Count lines, not occurrences: give the number of lines holding the word "course", and nothing besides.
----- DATASET CONTENT -----
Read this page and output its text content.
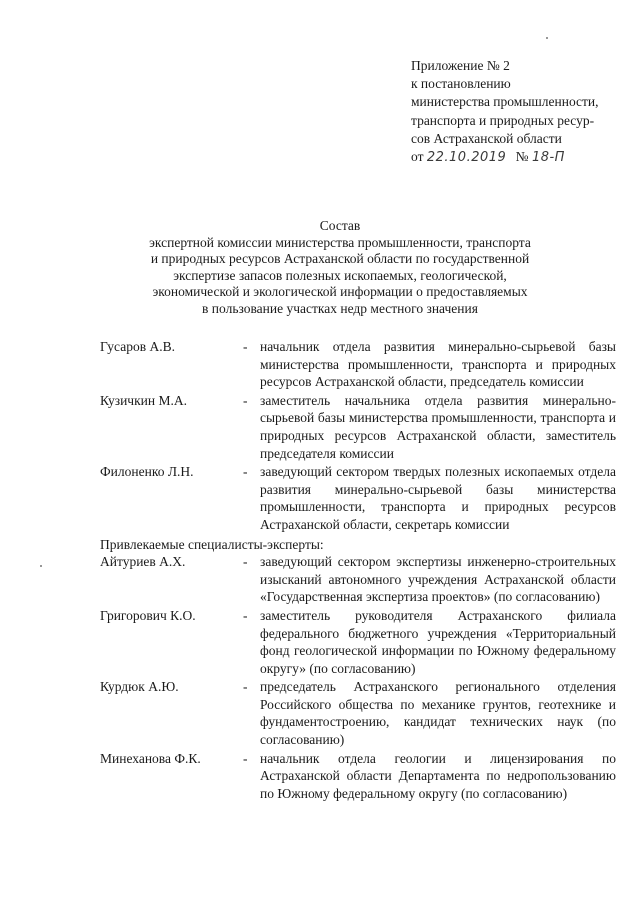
Приложение № 2
к постановлению
министерства промышленности,
транспорта и природных ресур-
сов Астраханской области
от 22.10.2019 № 18-П
Состав
экспертной комиссии министерства промышленности, транспорта
и природных ресурсов Астраханской области по государственной
экспертизе запасов полезных ископаемых, геологической,
экономической и экологической информации о предоставляемых
в пользование участках недр местного значения
Гусаров А.В.	- начальник отдела развития минерально-сырьевой базы министерства промышленности, транспорта и природных ресурсов Астраханской области, председатель комиссии
Кузичкин М.А.	- заместитель начальника отдела развития минерально-сырьевой базы министерства промышленности, транспорта и природных ресурсов Астраханской области, заместитель председателя комиссии
Филоненко Л.Н.	- заведующий сектором твердых полезных ископаемых отдела развития минерально-сырьевой базы министерства промышленности, транспорта и природных ресурсов Астраханской области, секретарь комиссии
Привлекаемые специалисты-эксперты:
Айтуриев А.Х.	- заведующий сектором экспертизы инженерно-строительных изысканий автономного учреждения Астраханской области «Государственная экспертиза проектов» (по согласованию)
Григорович К.О.	- заместитель руководителя Астраханского филиала федерального бюджетного учреждения «Территориальный фонд геологической информации по Южному федеральному округу» (по согласованию)
Курдюк А.Ю.	- председатель Астраханского регионального отделения Российского общества по механике грунтов, геотехнике и фундаментостроению, кандидат технических наук (по согласованию)
Минеханова Ф.К.	- начальник отдела геологии и лицензирования по Астраханской области Департамента по недропользованию по Южному федеральному округу (по согласованию)
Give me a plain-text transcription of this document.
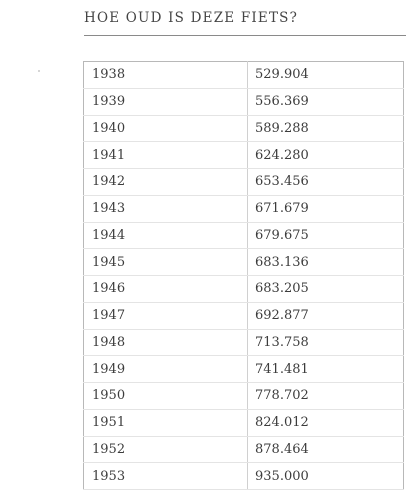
HOE OUD IS DEZE FIETS?
1938	529.904
1939	556.369
1940	589.288
1941	624.280
1942	653.456
1943	671.679
1944	679.675
1945	683.136
1946	683.205
1947	692.877
1948	713.758
1949	741.481
1950	778.702
1951	824.012
1952	878.464
1953	935.000
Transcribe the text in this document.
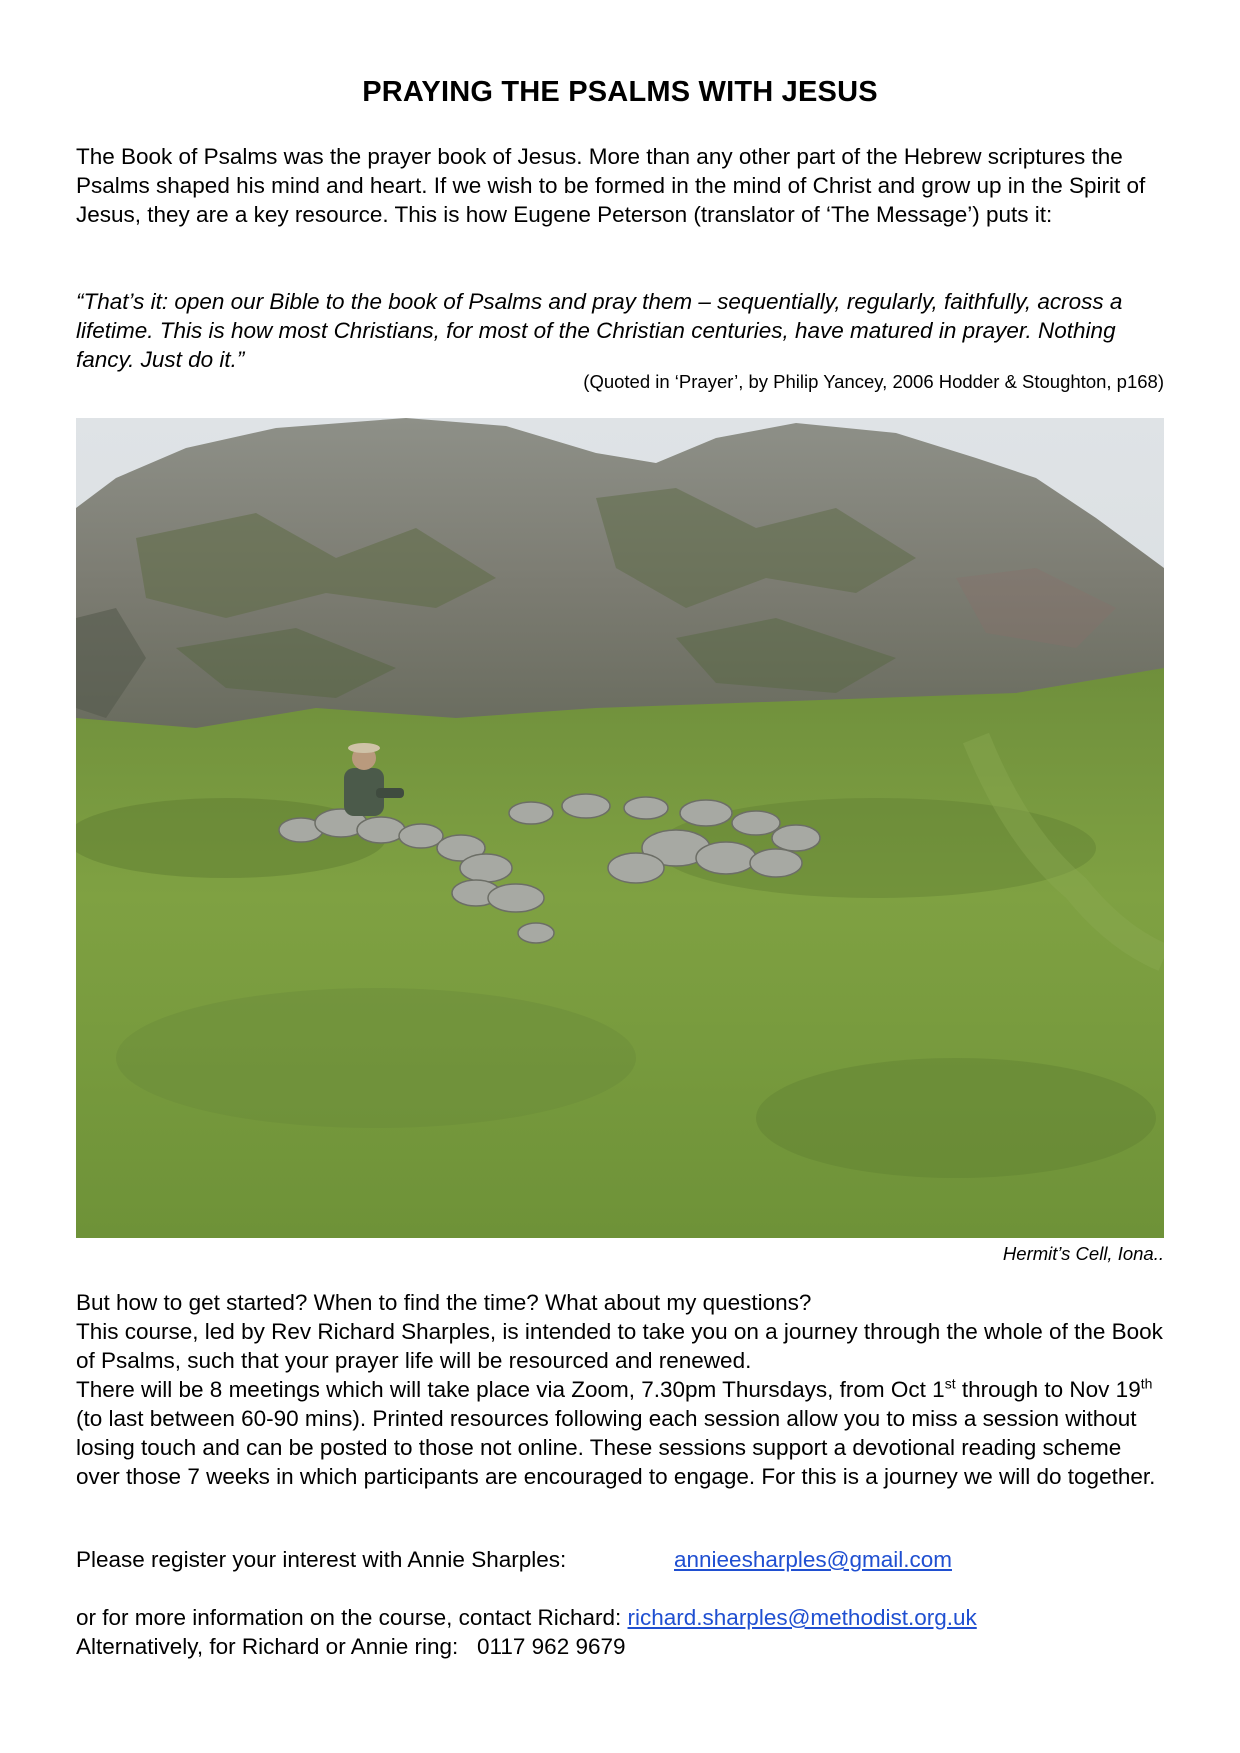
PRAYING THE PSALMS WITH JESUS

The Book of Psalms was the prayer book of Jesus. More than any other part of the Hebrew scriptures the Psalms shaped his mind and heart. If we wish to be formed in the mind of Christ and grow up in the Spirit of Jesus, they are a key resource. This is how Eugene Peterson (translator of ‘The Message’) puts it:

“That’s it: open our Bible to the book of Psalms and pray them – sequentially, regularly, faithfully, across a lifetime. This is how most Christians, for most of the Christian centuries, have matured in prayer. Nothing fancy. Just do it.”

(Quoted in ‘Prayer’, by Philip Yancey, 2006 Hodder & Stoughton, p168)
Hermit’s Cell, Iona..

But how to get started? When to find the time? What about my questions?

This course, led by Rev Richard Sharples, is intended to take you on a journey through the whole of the Book of Psalms, such that your prayer life will be resourced and renewed.

There will be 8 meetings which will take place via Zoom, 7.30pm Thursdays, from Oct 1st through to Nov 19th (to last between 60-90 mins). Printed resources following each session allow you to miss a session without losing touch and can be posted to those not online. These sessions support a devotional reading scheme over those 7 weeks in which participants are encouraged to engage. For this is a journey we will do together.

Please register your interest with Annie Sharples:	annieesharples@gmail.com

or for more information on the course, contact Richard: richard.sharples@methodist.org.uk

Alternatively, for Richard or Annie ring: 0117 962 9679
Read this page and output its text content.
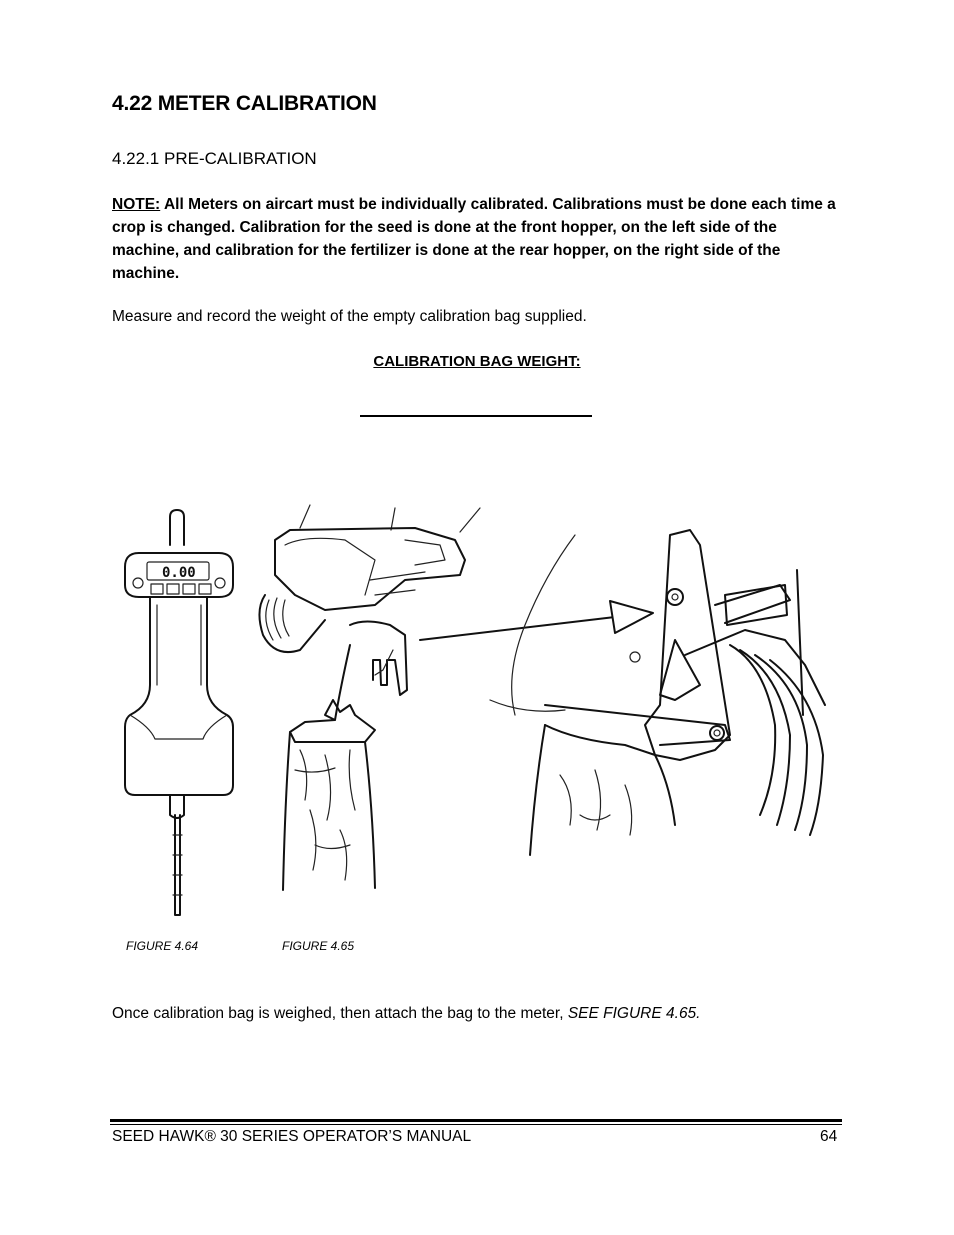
4.22 METER CALIBRATION
4.22.1 PRE-CALIBRATION
NOTE: All Meters on aircart must be individually calibrated. Calibrations must be done each time a crop is changed. Calibration for the seed is done at the front hopper, on the left side of the machine, and calibration for the fertilizer is done at the rear hopper, on the right side of the machine.
Measure and record the weight of the empty calibration bag supplied.
CALIBRATION BAG WEIGHT:
0.00
FIGURE 4.64	FIGURE 4.65
Once calibration bag is weighed, then attach the bag to the meter, SEE FIGURE 4.65.
SEED HAWK® 30 SERIES OPERATOR’S MANUAL	64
-----
**SOLUTION**: 2